(Your goal) In the listing below, pick out lines with "Kaufdatum".

(Source data)
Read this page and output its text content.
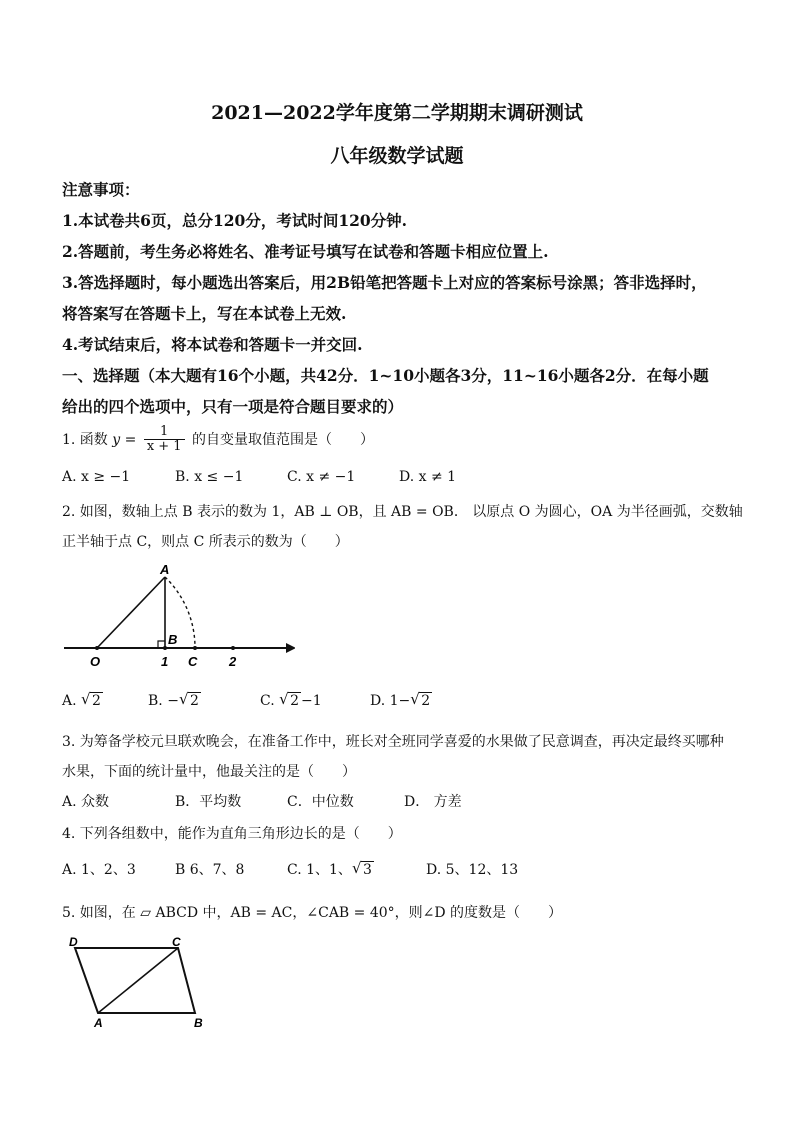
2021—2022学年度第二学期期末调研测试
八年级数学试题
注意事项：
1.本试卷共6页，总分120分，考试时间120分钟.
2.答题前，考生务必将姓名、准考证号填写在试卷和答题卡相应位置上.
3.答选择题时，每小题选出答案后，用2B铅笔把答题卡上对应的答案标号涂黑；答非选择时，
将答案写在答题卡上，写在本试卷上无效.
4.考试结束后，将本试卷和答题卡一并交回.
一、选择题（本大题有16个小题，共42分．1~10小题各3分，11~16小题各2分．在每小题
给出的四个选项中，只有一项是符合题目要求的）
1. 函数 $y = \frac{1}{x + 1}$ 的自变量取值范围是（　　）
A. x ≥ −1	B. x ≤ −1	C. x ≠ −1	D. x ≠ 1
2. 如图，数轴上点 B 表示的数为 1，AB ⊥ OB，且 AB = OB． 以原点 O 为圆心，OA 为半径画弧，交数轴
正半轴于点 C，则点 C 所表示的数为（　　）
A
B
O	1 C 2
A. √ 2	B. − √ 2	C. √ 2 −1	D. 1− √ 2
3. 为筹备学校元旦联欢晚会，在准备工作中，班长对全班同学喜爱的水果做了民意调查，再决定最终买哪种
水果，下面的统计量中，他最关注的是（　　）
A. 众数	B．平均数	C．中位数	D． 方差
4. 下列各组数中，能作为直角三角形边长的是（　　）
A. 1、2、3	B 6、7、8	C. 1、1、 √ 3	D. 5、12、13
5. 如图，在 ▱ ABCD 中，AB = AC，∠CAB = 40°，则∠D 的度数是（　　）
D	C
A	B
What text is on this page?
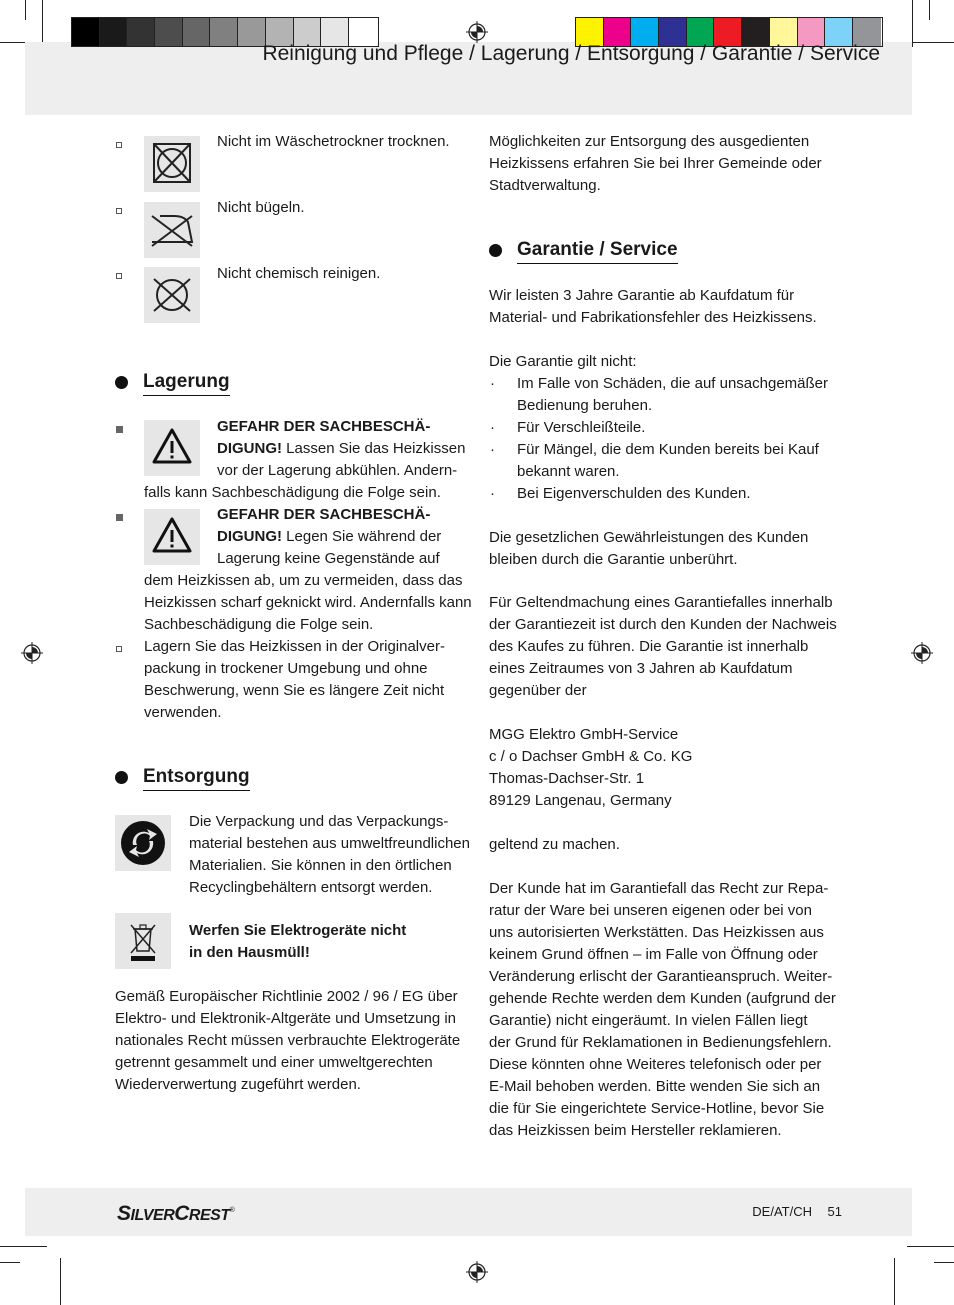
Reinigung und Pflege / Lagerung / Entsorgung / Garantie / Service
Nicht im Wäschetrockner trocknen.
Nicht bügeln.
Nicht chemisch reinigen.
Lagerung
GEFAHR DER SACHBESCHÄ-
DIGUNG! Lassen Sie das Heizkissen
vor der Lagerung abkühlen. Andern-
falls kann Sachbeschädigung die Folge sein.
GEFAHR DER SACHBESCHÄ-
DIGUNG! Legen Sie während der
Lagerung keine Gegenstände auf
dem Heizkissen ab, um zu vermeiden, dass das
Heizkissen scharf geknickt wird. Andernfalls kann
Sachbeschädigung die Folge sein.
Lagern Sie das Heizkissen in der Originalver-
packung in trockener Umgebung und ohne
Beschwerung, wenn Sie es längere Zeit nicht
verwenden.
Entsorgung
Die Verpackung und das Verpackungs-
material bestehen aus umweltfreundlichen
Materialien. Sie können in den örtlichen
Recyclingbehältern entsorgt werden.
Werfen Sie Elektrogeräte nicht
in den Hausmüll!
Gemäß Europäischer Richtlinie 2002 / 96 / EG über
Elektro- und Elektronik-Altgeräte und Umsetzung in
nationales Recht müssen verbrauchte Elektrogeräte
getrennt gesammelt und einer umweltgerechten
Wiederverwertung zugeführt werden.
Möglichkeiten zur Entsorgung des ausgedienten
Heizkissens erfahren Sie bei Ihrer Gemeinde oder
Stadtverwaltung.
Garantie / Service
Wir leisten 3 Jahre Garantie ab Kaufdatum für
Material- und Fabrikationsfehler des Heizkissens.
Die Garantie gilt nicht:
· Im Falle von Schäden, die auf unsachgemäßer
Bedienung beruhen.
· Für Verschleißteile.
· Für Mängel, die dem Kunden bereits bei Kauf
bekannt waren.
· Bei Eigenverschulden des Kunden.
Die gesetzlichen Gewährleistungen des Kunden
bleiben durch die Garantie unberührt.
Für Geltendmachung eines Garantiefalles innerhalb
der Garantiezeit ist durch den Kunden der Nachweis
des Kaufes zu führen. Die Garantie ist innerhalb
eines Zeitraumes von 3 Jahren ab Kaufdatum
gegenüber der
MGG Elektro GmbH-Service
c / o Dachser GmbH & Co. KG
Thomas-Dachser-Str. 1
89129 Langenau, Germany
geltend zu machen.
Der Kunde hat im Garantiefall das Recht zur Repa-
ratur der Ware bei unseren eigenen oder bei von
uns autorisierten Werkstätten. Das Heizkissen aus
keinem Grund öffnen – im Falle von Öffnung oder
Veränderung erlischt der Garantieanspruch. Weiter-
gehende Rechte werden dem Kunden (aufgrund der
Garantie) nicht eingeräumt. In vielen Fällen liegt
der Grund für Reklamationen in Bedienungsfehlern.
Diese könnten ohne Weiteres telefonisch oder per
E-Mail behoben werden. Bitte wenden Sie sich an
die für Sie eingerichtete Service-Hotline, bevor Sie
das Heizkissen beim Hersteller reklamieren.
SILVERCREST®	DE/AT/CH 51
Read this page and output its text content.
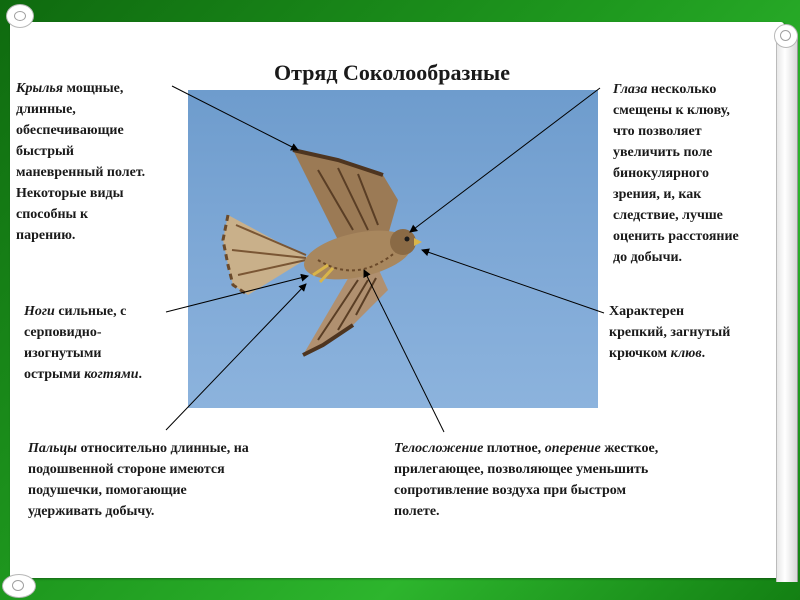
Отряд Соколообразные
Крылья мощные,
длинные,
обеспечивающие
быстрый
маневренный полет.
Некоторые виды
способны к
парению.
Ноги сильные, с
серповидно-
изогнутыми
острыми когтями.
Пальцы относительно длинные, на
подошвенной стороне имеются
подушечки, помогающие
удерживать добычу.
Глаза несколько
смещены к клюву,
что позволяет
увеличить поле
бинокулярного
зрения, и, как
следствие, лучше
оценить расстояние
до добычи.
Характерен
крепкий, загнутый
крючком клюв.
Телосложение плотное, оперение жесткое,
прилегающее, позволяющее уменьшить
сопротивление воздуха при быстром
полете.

(Response)
Wir leisten 3 Jahre Garantie ab Kaufdatum für
eines Zeitraumes von 3 Jahren ab Kaufdatum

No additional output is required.